(Stored data entries)
*-*-*

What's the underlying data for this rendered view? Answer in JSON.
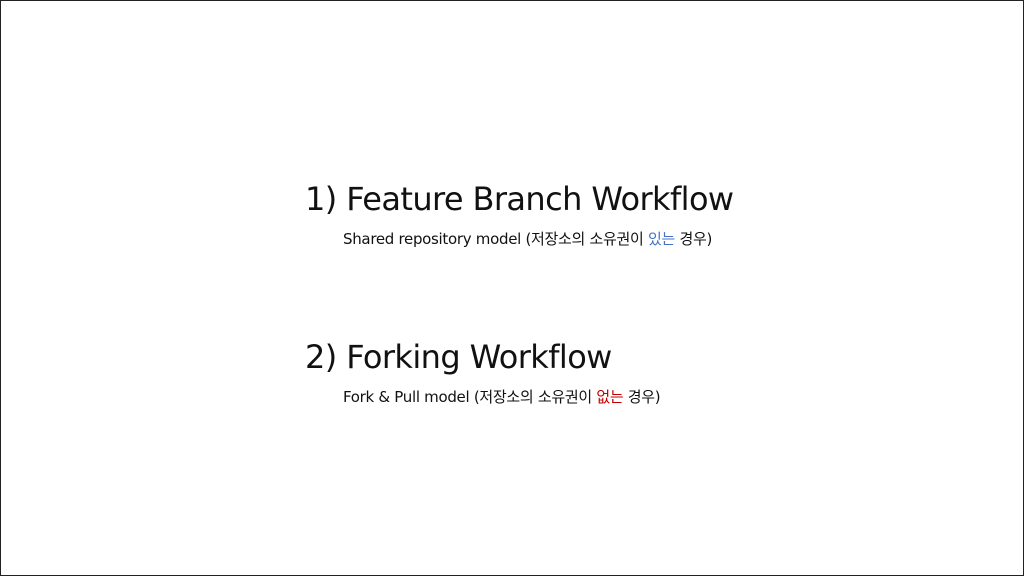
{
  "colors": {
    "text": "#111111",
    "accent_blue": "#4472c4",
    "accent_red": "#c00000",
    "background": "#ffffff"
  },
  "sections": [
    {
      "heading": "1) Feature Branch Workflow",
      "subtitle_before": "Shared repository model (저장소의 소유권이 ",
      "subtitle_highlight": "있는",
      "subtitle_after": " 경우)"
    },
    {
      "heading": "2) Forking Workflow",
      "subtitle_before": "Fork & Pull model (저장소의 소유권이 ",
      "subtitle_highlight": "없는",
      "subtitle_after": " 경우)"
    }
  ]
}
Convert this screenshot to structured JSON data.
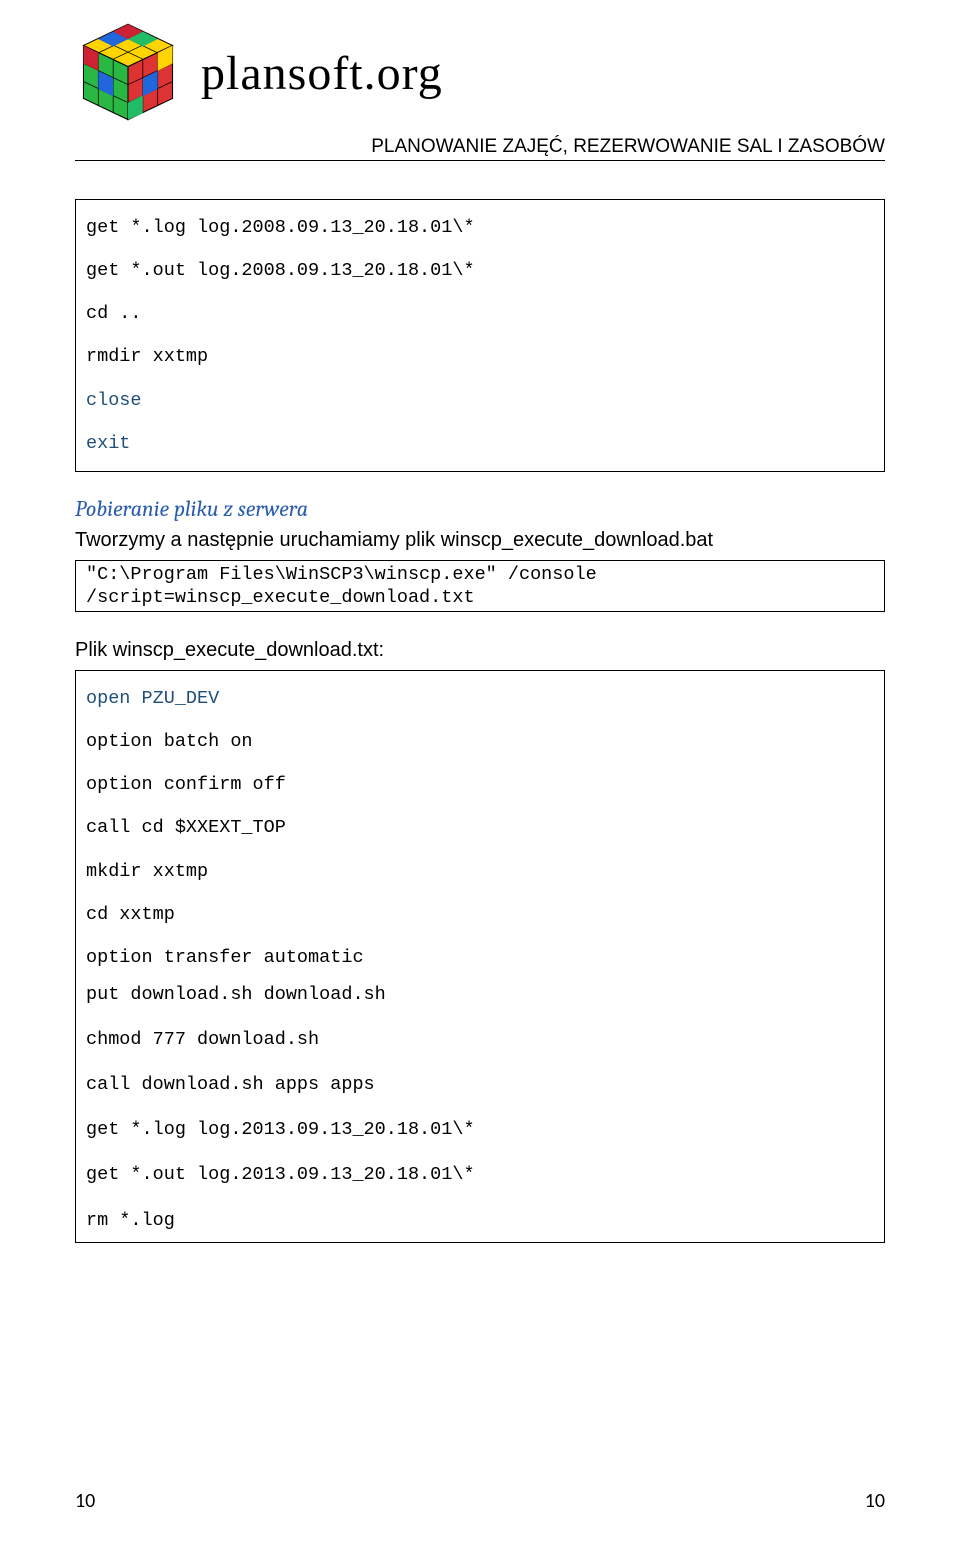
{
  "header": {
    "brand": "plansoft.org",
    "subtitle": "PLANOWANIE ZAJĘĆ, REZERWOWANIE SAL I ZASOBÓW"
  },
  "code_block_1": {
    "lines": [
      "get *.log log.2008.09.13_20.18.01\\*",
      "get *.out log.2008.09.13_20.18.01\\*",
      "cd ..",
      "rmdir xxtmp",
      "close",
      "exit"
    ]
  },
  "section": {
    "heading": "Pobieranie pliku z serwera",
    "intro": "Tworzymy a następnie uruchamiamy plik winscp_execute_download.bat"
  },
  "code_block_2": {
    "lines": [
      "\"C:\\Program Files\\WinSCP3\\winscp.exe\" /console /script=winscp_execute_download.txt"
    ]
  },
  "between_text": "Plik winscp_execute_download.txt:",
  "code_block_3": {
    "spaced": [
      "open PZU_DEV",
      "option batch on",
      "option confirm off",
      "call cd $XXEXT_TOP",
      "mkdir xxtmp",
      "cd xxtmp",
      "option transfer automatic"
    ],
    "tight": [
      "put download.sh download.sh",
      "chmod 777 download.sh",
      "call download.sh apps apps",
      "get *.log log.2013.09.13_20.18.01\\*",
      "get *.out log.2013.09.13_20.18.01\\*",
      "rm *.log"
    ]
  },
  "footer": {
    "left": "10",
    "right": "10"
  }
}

*-*-*

• Given task: Scan the listing above. Collect all lines with the word "model".

• Exercise solution:
      "subtitle_before": "Shared repository model (저장소의 소유권이 ",
      "subtitle_before": "Fork & Pull model (저장소의 소유권이 ",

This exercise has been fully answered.